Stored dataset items
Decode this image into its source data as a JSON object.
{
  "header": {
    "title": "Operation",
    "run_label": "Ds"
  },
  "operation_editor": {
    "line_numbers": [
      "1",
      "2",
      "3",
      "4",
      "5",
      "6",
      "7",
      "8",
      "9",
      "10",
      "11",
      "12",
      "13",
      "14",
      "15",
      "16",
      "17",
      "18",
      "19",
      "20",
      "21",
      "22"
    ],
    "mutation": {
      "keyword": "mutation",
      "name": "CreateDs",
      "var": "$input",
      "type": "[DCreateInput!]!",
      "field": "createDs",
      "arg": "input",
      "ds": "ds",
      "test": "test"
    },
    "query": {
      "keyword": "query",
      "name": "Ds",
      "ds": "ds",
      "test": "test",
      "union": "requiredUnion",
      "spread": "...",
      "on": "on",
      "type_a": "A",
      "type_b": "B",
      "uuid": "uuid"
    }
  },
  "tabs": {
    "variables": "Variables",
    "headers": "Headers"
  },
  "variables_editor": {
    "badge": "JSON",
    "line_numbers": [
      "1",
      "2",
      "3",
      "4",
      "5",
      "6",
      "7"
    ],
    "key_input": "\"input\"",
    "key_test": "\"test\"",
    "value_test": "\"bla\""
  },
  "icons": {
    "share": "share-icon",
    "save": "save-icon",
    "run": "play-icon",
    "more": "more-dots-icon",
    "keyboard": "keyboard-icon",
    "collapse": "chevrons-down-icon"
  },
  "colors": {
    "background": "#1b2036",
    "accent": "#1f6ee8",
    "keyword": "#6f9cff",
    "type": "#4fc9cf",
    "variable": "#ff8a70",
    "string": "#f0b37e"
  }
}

## OBJECTIVE
Write out every record, exactly as written.

## EXERCISE RESULT
Decode this image into its source data as a JSON object.
{
  "header": {
    "title": "Operation",
    "run_label": "Ds"
  },
  "operation_editor": {
    "line_numbers": [
      "1",
      "2",
      "3",
      "4",
      "5",
      "6",
      "7",
      "8",
      "9",
      "10",
      "11",
      "12",
      "13",
      "14",
      "15",
      "16",
      "17",
      "18",
      "19",
      "20",
      "21",
      "22"
    ],
    "mutation": {
      "keyword": "mutation",
      "name": "CreateDs",
      "var": "$input",
      "type": "[DCreateInput!]!",
      "field": "createDs",
      "arg": "input",
      "ds": "ds",
      "test": "test"
    },
    "query": {
      "keyword": "query",
      "name": "Ds",
      "ds": "ds",
      "test": "test",
      "union": "requiredUnion",
      "spread": "...",
      "on": "on",
      "type_a": "A",
      "type_b": "B",
      "uuid": "uuid"
    }
  },
  "tabs": {
    "variables": "Variables",
    "headers": "Headers"
  },
  "variables_editor": {
    "badge": "JSON",
    "line_numbers": [
      "1",
      "2",
      "3",
      "4",
      "5",
      "6",
      "7"
    ],
    "key_input": "\"input\"",
    "key_test": "\"test\"",
    "value_test": "\"bla\""
  },
  "icons": {
    "share": "share-icon",
    "save": "save-icon",
    "run": "play-icon",
    "more": "more-dots-icon",
    "keyboard": "keyboard-icon",
    "collapse": "chevrons-down-icon"
  },
  "colors": {
    "background": "#1b2036",
    "accent": "#1f6ee8",
    "keyword": "#6f9cff",
    "type": "#4fc9cf",
    "variable": "#ff8a70",
    "string": "#f0b37e"
  }
}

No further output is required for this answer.